* [PROVIDED PASSAGE]

● ● ●

Production incidents are inevitable, but how your team responds to them defines your engineering culture. Effective incident management combines rapid technical response with clear communication, structured decision-making, and systematic learning from failures. This guide covers how to build an incident management capability that resolves issues quickly and prevents them from recurring.
Establishing an Incident Response Framework
An incident response framework provides structure during the chaos of a production outage. Define severity levels with clear criteria - what constitutes a SEV1 versus a SEV3? Define roles: incident commander (coordinates the response), technical lead (drives diagnosis and resolution), and communications lead (manages stakeholder updates). These roles should be clearly assigned within the first few minutes of an incident.
Document your incident process step by step: how incidents are declared, how severity is assessed, how responders are assembled, how communication channels are set up, and how the incident is resolved and closed. This documentation should be accessible during an incident - a runbook that no one can find when the systems are down is useless.

● ● ●

* [DATASET EXCERPTS]
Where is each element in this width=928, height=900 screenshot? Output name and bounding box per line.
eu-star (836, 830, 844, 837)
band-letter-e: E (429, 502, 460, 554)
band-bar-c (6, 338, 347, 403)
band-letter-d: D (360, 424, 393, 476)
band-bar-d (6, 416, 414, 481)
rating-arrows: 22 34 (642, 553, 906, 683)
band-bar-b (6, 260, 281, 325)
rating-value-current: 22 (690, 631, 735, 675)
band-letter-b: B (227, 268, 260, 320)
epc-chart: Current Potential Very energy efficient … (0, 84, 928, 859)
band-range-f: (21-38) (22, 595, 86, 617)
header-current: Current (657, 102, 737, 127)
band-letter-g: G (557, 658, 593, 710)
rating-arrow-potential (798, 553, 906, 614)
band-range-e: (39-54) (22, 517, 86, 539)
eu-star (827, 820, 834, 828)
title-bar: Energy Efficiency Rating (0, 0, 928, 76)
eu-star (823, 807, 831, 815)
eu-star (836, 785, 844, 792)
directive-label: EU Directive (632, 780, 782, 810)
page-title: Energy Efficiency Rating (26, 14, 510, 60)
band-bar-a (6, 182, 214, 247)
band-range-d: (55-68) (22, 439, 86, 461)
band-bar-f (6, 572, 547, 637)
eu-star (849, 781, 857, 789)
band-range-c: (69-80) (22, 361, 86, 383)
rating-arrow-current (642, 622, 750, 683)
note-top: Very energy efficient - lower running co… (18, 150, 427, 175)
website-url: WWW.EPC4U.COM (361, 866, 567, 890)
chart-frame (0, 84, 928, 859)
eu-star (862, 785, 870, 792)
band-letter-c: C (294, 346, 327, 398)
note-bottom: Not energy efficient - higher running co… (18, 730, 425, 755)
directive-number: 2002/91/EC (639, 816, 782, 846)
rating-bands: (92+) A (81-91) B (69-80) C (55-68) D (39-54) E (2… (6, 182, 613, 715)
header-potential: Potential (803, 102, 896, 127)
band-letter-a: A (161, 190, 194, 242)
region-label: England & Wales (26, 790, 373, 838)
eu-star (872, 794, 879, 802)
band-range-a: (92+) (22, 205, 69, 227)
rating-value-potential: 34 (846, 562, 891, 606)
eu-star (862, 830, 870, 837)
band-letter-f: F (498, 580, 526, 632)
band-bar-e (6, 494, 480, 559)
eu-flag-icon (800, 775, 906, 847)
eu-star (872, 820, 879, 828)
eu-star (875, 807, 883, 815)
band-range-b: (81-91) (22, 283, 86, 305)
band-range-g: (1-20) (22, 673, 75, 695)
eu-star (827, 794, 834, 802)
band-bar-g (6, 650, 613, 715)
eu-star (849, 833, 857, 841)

● ● ●

Write the next part of the guide on production incident management, starting right after its final sentence.

* [ANSWER TO THE EXERCISE]
Practice your incident response regularly. Tabletop exercises, game day simulations, and chaos engineering experiments test your process under controlled conditions. These practices reveal gaps in runbooks, communication plans, and tooling before a real incident exposes them under pressure.
- Define clear severity levels with specific criteria for each level
- Assign incident roles - commander, technical lead, communications lead - within the first minutes
- Document the entire incident process in an accessible, well-known location
- Practice incident response through tabletop exercises and game day simulations
Leading During Active Incidents
During an active incident, your primary role as the engineering manager is to ensure the response is coordinated, resources are available, and communication is flowing. Resist the temptation to take over the technical investigation - your engineers are better positioned for this. Instead, focus on enabling them to work effectively.
Establish a single communication channel for the incident response team and a separate channel for stakeholder updates. Mixing operational discussion with stakeholder communication creates confusion and slows both. Update stakeholders on a regular cadence - every 30 minutes for high-severity incidents - even if the update is 'still investigating.'
Make clear decisions about trade-offs during the incident. Sometimes the fastest resolution involves a risky change, a temporary workaround, or degraded functionality. The incident commander should have the authority to make these decisions without lengthy debates. After the incident, evaluate whether the trade-offs were appropriate - during the incident, speed of decision-making is paramount.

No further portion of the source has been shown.